## What to do
The data must be returned in full and exactly as given.

● ● ● ● ●

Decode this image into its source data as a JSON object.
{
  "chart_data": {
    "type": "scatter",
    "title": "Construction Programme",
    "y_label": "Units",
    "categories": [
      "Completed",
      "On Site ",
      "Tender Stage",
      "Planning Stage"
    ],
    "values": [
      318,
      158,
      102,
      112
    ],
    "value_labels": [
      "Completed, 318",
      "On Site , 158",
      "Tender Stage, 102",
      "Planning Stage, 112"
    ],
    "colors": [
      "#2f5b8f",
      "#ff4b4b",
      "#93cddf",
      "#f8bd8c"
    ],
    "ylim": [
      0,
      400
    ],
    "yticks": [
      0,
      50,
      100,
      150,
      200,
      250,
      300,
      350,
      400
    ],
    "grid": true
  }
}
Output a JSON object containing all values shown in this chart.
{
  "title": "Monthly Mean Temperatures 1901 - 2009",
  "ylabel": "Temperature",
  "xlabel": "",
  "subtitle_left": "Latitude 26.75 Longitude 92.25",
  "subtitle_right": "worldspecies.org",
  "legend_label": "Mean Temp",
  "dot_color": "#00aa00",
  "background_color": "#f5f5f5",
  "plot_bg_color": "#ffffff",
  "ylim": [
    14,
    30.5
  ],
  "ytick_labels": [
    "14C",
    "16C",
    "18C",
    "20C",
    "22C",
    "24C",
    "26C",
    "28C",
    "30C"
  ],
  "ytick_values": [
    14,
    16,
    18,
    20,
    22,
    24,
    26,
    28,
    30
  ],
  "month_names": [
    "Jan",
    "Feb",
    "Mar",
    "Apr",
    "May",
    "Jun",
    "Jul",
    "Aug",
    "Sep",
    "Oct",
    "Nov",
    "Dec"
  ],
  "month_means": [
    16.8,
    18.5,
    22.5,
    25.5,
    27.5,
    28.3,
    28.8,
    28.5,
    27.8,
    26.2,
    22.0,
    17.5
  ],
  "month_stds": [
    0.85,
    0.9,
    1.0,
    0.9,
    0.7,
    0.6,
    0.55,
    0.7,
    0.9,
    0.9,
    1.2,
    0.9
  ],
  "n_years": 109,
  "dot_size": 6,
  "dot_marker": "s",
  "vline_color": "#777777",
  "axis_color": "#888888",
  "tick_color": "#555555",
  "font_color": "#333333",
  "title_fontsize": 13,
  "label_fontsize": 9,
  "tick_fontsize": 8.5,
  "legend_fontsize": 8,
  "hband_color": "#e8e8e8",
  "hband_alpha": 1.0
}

● ● ● ● ●

## Task solution
Decode this image into its source data as a JSON object.
{
  "chart_data": {
    "type": "scatter",
    "title": "Construction Programme",
    "y_label": "Units",
    "categories": [
      "Completed",
      "On Site ",
      "Tender Stage",
      "Planning Stage"
    ],
    "values": [
      318,
      158,
      102,
      112
    ],
    "value_labels": [
      "Completed, 318",
      "On Site , 158",
      "Tender Stage, 102",
      "Planning Stage, 112"
    ],
    "colors": [
      "#2f5b8f",
      "#ff4b4b",
      "#93cddf",
      "#f8bd8c"
    ],
    "ylim": [
      0,
      400
    ],
    "yticks": [
      0,
      50,
      100,
      150,
      200,
      250,
      300,
      350,
      400
    ],
    "grid": true
  }
}
Output a JSON object containing all values shown in this chart.
{
  "title": "Monthly Mean Temperatures 1901 - 2009",
  "ylabel": "Temperature",
  "xlabel": "",
  "subtitle_left": "Latitude 26.75 Longitude 92.25",
  "subtitle_right": "worldspecies.org",
  "legend_label": "Mean Temp",
  "dot_color": "#00aa00",
  "background_color": "#f5f5f5",
  "plot_bg_color": "#ffffff",
  "ylim": [
    14,
    30.5
  ],
  "ytick_labels": [
    "14C",
    "16C",
    "18C",
    "20C",
    "22C",
    "24C",
    "26C",
    "28C",
    "30C"
  ],
  "ytick_values": [
    14,
    16,
    18,
    20,
    22,
    24,
    26,
    28,
    30
  ],
  "month_names": [
    "Jan",
    "Feb",
    "Mar",
    "Apr",
    "May",
    "Jun",
    "Jul",
    "Aug",
    "Sep",
    "Oct",
    "Nov",
    "Dec"
  ],
  "month_means": [
    16.8,
    18.5,
    22.5,
    25.5,
    27.5,
    28.3,
    28.8,
    28.5,
    27.8,
    26.2,
    22.0,
    17.5
  ],
  "month_stds": [
    0.85,
    0.9,
    1.0,
    0.9,
    0.7,
    0.6,
    0.55,
    0.7,
    0.9,
    0.9,
    1.2,
    0.9
  ],
  "n_years": 109,
  "dot_size": 6,
  "dot_marker": "s",
  "vline_color": "#777777",
  "axis_color": "#888888",
  "tick_color": "#555555",
  "font_color": "#333333",
  "title_fontsize": 13,
  "label_fontsize": 9,
  "tick_fontsize": 8.5,
  "legend_fontsize": 8,
  "hband_color": "#e8e8e8",
  "hband_alpha": 1.0
}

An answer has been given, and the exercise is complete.